**TASK INSTRUCTIONS:**
Show all lines holding "likes".

>>>

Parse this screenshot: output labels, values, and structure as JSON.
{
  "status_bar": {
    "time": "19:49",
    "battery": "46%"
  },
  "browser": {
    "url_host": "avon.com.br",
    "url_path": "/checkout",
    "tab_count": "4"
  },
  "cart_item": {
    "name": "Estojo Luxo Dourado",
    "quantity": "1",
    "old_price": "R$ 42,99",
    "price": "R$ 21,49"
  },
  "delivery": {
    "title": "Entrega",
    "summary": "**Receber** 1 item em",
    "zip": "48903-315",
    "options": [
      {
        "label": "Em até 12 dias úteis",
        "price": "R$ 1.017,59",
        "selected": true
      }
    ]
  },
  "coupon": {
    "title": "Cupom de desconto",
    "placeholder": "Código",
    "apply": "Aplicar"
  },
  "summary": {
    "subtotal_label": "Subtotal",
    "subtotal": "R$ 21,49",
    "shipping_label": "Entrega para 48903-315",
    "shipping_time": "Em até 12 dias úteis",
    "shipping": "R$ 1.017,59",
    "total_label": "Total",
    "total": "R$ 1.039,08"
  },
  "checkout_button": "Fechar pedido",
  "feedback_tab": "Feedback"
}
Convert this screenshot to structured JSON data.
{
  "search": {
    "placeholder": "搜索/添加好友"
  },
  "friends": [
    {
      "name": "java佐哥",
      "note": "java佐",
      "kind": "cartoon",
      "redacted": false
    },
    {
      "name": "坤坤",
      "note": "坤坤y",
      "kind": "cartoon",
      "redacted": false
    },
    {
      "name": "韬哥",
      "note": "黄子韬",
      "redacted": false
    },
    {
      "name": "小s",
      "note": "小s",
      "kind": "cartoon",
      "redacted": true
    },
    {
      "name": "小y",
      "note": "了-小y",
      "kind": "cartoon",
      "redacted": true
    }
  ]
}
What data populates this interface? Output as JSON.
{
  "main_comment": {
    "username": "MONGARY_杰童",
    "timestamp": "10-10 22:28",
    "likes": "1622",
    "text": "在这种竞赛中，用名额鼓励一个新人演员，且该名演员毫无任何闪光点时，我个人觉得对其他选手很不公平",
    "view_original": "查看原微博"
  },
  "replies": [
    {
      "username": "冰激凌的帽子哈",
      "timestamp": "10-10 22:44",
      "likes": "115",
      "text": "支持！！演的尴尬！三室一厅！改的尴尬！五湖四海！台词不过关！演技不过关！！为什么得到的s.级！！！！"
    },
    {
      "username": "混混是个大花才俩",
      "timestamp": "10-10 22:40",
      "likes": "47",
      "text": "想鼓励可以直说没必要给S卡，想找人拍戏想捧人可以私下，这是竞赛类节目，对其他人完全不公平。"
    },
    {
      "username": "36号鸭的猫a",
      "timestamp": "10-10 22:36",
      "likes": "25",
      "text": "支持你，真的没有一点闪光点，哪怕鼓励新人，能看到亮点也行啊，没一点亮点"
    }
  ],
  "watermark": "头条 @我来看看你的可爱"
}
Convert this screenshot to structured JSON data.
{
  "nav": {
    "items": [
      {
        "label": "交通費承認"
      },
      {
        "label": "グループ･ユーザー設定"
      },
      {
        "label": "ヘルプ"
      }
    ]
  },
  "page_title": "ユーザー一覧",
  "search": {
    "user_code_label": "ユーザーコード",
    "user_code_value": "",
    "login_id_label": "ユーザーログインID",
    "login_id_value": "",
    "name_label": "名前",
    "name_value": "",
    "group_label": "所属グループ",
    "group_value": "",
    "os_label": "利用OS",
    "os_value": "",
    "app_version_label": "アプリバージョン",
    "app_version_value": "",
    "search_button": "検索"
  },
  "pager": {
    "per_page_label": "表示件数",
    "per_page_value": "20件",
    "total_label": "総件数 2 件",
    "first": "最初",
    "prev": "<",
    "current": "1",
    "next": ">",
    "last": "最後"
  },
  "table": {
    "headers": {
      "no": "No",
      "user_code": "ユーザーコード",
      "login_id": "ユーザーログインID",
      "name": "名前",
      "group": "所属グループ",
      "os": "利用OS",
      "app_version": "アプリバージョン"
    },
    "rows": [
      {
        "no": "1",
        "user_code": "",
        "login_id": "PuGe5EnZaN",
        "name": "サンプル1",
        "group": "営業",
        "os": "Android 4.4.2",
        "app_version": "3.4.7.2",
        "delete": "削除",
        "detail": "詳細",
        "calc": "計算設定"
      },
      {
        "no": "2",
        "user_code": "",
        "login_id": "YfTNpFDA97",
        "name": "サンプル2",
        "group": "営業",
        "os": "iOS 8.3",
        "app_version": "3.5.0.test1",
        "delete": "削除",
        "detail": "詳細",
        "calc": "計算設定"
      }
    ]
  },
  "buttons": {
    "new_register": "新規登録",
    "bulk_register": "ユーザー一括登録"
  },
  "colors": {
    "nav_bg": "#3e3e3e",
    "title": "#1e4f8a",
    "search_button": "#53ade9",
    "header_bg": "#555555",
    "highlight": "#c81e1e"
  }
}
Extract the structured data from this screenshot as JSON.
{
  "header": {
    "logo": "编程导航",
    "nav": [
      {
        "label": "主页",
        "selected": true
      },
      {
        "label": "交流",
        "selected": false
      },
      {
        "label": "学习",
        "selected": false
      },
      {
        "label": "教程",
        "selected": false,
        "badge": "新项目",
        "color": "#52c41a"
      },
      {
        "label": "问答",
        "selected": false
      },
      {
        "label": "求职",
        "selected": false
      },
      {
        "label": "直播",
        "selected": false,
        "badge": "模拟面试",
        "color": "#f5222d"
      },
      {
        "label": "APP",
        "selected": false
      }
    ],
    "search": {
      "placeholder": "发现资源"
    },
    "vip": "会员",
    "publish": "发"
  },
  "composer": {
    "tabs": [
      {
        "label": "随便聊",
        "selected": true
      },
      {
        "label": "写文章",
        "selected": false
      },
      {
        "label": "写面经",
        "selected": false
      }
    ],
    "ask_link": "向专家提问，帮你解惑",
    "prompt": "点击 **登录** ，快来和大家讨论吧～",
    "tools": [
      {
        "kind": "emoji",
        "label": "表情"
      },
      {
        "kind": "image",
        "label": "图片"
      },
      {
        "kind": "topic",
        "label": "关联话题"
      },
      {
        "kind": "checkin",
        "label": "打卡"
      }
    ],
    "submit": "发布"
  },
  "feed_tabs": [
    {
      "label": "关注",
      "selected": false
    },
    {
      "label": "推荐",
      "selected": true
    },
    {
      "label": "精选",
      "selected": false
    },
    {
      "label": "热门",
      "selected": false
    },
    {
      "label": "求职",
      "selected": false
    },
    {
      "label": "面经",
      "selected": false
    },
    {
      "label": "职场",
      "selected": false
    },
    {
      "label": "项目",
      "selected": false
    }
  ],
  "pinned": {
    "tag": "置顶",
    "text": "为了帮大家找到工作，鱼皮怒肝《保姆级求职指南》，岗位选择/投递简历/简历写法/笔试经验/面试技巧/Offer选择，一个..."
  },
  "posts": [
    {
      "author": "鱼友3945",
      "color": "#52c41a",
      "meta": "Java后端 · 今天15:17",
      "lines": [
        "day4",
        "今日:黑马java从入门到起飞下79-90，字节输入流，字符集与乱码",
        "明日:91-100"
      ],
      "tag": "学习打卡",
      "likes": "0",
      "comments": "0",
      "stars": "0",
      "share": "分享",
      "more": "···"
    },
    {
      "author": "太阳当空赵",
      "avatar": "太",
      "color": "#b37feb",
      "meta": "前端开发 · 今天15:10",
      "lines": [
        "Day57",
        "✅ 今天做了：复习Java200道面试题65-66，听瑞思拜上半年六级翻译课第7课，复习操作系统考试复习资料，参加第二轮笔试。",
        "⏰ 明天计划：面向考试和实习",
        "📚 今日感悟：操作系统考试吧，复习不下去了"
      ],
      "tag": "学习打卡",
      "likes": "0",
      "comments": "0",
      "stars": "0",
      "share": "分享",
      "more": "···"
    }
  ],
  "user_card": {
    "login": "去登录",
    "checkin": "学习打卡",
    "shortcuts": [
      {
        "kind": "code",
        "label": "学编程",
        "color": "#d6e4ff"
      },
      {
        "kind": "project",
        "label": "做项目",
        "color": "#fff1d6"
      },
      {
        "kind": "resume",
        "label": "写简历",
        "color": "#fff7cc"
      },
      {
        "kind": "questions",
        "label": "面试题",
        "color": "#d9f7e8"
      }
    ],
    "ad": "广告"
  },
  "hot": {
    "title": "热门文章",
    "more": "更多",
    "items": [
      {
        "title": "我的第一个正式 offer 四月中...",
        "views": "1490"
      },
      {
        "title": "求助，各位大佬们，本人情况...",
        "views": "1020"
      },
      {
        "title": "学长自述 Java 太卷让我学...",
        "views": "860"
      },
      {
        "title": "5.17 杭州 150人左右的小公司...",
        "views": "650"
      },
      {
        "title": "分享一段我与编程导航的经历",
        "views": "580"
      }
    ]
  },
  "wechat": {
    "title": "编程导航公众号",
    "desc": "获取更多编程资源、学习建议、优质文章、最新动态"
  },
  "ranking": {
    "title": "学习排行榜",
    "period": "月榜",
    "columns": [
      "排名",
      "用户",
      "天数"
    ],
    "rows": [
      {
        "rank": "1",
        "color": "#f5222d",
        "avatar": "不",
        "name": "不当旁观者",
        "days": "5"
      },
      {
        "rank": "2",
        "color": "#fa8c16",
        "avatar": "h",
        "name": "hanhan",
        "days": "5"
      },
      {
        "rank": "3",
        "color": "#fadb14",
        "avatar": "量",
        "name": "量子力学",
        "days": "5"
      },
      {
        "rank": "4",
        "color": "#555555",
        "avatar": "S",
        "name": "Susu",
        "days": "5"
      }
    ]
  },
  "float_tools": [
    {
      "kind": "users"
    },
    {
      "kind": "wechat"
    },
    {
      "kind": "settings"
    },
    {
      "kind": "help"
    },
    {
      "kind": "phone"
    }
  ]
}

<<<

**RESULT OF THIS EXERCISE:**
    "likes": "1622",
      "likes": "115",
      "likes": "47",
      "likes": "25",
      "likes": "0",
      "likes": "0",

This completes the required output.